--- RAW RECORDS ---
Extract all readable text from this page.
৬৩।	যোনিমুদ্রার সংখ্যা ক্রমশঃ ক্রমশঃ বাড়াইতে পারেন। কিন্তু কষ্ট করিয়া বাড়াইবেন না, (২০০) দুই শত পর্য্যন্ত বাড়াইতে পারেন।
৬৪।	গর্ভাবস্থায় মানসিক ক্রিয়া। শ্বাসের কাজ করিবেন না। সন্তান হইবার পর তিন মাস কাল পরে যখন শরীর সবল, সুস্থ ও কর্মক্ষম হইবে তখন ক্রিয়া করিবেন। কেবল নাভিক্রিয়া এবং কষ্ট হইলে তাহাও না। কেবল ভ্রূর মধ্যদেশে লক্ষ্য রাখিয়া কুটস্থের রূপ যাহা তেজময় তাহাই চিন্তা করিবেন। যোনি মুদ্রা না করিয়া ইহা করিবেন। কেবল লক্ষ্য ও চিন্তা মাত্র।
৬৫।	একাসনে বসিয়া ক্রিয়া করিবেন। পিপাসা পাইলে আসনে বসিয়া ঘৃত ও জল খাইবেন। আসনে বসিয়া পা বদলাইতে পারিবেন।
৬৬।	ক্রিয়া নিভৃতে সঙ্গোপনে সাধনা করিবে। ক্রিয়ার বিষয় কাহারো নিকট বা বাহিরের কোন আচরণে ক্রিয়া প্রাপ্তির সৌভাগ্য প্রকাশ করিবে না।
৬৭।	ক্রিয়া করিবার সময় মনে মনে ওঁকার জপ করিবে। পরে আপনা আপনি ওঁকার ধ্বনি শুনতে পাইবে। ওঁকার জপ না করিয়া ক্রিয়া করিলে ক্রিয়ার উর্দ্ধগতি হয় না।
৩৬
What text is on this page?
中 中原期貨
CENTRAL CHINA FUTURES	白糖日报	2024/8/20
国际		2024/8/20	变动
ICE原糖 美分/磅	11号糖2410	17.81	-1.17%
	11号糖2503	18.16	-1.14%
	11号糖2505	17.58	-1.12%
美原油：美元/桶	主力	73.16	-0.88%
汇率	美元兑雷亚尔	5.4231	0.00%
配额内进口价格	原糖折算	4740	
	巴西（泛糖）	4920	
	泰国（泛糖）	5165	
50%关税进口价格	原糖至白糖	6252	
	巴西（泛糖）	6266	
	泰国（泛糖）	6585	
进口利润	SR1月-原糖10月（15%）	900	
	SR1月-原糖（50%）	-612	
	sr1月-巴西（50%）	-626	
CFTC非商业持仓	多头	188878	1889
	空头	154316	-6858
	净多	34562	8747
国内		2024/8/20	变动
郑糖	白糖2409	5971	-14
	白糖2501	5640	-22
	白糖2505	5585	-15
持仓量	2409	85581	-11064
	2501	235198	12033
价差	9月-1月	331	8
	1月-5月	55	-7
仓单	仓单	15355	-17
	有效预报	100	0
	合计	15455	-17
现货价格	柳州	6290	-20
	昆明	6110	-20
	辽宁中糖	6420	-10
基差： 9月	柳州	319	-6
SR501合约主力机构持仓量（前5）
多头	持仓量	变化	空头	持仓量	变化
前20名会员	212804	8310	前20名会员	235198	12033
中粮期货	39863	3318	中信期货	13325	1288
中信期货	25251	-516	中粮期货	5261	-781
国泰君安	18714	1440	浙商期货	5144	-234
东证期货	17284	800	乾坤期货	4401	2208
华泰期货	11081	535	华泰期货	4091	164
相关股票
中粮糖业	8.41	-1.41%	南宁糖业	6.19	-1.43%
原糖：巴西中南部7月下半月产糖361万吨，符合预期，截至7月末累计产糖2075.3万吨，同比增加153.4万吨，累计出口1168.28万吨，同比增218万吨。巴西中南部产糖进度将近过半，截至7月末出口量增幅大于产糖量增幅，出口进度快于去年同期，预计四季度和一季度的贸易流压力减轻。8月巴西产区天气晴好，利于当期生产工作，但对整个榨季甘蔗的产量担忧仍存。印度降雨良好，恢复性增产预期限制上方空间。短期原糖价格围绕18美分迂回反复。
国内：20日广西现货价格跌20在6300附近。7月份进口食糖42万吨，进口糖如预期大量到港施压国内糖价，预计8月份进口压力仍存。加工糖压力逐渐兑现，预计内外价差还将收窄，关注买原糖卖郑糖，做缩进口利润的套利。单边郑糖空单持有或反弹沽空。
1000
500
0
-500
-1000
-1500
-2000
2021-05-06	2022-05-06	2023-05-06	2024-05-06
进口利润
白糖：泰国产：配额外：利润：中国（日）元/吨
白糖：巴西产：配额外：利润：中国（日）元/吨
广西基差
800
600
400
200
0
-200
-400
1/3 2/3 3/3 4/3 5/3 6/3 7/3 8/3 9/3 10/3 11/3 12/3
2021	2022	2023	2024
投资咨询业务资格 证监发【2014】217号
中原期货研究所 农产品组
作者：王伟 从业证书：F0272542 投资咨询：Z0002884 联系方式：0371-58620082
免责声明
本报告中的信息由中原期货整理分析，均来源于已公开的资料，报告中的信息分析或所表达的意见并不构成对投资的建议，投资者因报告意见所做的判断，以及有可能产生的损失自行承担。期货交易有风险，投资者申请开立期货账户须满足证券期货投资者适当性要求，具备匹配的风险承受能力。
---
WHAT THE TASK REQUIRES
Copy the data above in full, character for character.

PROBLEM SOLUTION
Extract all readable text from this page.
৬৩।	যোনিমুদ্রার সংখ্যা ক্রমশঃ ক্রমশঃ বাড়াইতে পারেন। কিন্তু কষ্ট করিয়া বাড়াইবেন না, (২০০) দুই শত পর্য্যন্ত বাড়াইতে পারেন।
৬৪।	গর্ভাবস্থায় মানসিক ক্রিয়া। শ্বাসের কাজ করিবেন না। সন্তান হইবার পর তিন মাস কাল পরে যখন শরীর সবল, সুস্থ ও কর্মক্ষম হইবে তখন ক্রিয়া করিবেন। কেবল নাভিক্রিয়া এবং কষ্ট হইলে তাহাও না। কেবল ভ্রূর মধ্যদেশে লক্ষ্য রাখিয়া কুটস্থের রূপ যাহা তেজময় তাহাই চিন্তা করিবেন। যোনি মুদ্রা না করিয়া ইহা করিবেন। কেবল লক্ষ্য ও চিন্তা মাত্র।
৬৫।	একাসনে বসিয়া ক্রিয়া করিবেন। পিপাসা পাইলে আসনে বসিয়া ঘৃত ও জল খাইবেন। আসনে বসিয়া পা বদলাইতে পারিবেন।
৬৬।	ক্রিয়া নিভৃতে সঙ্গোপনে সাধনা করিবে। ক্রিয়ার বিষয় কাহারো নিকট বা বাহিরের কোন আচরণে ক্রিয়া প্রাপ্তির সৌভাগ্য প্রকাশ করিবে না।
৬৭।	ক্রিয়া করিবার সময় মনে মনে ওঁকার জপ করিবে। পরে আপনা আপনি ওঁকার ধ্বনি শুনতে পাইবে। ওঁকার জপ না করিয়া ক্রিয়া করিলে ক্রিয়ার উর্দ্ধগতি হয় না।
৩৬
What text is on this page?
中 中原期貨
CENTRAL CHINA FUTURES	白糖日报	2024/8/20
国际		2024/8/20	变动
ICE原糖 美分/磅	11号糖2410	17.81	-1.17%
	11号糖2503	18.16	-1.14%
	11号糖2505	17.58	-1.12%
美原油：美元/桶	主力	73.16	-0.88%
汇率	美元兑雷亚尔	5.4231	0.00%
配额内进口价格	原糖折算	4740	
	巴西（泛糖）	4920	
	泰国（泛糖）	5165	
50%关税进口价格	原糖至白糖	6252	
	巴西（泛糖）	6266	
	泰国（泛糖）	6585	
进口利润	SR1月-原糖10月（15%）	900	
	SR1月-原糖（50%）	-612	
	sr1月-巴西（50%）	-626	
CFTC非商业持仓	多头	188878	1889
	空头	154316	-6858
	净多	34562	8747
国内		2024/8/20	变动
郑糖	白糖2409	5971	-14
	白糖2501	5640	-22
	白糖2505	5585	-15
持仓量	2409	85581	-11064
	2501	235198	12033
价差	9月-1月	331	8
	1月-5月	55	-7
仓单	仓单	15355	-17
	有效预报	100	0
	合计	15455	-17
现货价格	柳州	6290	-20
	昆明	6110	-20
	辽宁中糖	6420	-10
基差： 9月	柳州	319	-6
SR501合约主力机构持仓量（前5）
多头	持仓量	变化	空头	持仓量	变化
前20名会员	212804	8310	前20名会员	235198	12033
中粮期货	39863	3318	中信期货	13325	1288
中信期货	25251	-516	中粮期货	5261	-781
国泰君安	18714	1440	浙商期货	5144	-234
东证期货	17284	800	乾坤期货	4401	2208
华泰期货	11081	535	华泰期货	4091	164
相关股票
中粮糖业	8.41	-1.41%	南宁糖业	6.19	-1.43%
原糖：巴西中南部7月下半月产糖361万吨，符合预期，截至7月末累计产糖2075.3万吨，同比增加153.4万吨，累计出口1168.28万吨，同比增218万吨。巴西中南部产糖进度将近过半，截至7月末出口量增幅大于产糖量增幅，出口进度快于去年同期，预计四季度和一季度的贸易流压力减轻。8月巴西产区天气晴好，利于当期生产工作，但对整个榨季甘蔗的产量担忧仍存。印度降雨良好，恢复性增产预期限制上方空间。短期原糖价格围绕18美分迂回反复。
国内：20日广西现货价格跌20在6300附近。7月份进口食糖42万吨，进口糖如预期大量到港施压国内糖价，预计8月份进口压力仍存。加工糖压力逐渐兑现，预计内外价差还将收窄，关注买原糖卖郑糖，做缩进口利润的套利。单边郑糖空单持有或反弹沽空。
1000
500
0
-500
-1000
-1500
-2000
2021-05-06	2022-05-06	2023-05-06	2024-05-06
进口利润
白糖：泰国产：配额外：利润：中国（日）元/吨
白糖：巴西产：配额外：利润：中国（日）元/吨
广西基差
800
600
400
200
0
-200
-400
1/3 2/3 3/3 4/3 5/3 6/3 7/3 8/3 9/3 10/3 11/3 12/3
2021	2022	2023	2024
投资咨询业务资格 证监发【2014】217号
中原期货研究所 农产品组
作者：王伟 从业证书：F0272542 投资咨询：Z0002884 联系方式：0371-58620082
免责声明
本报告中的信息由中原期货整理分析，均来源于已公开的资料，报告中的信息分析或所表达的意见并不构成对投资的建议，投资者因报告意见所做的判断，以及有可能产生的损失自行承担。期货交易有风险，投资者申请开立期货账户须满足证券期货投资者适当性要求，具备匹配的风险承受能力。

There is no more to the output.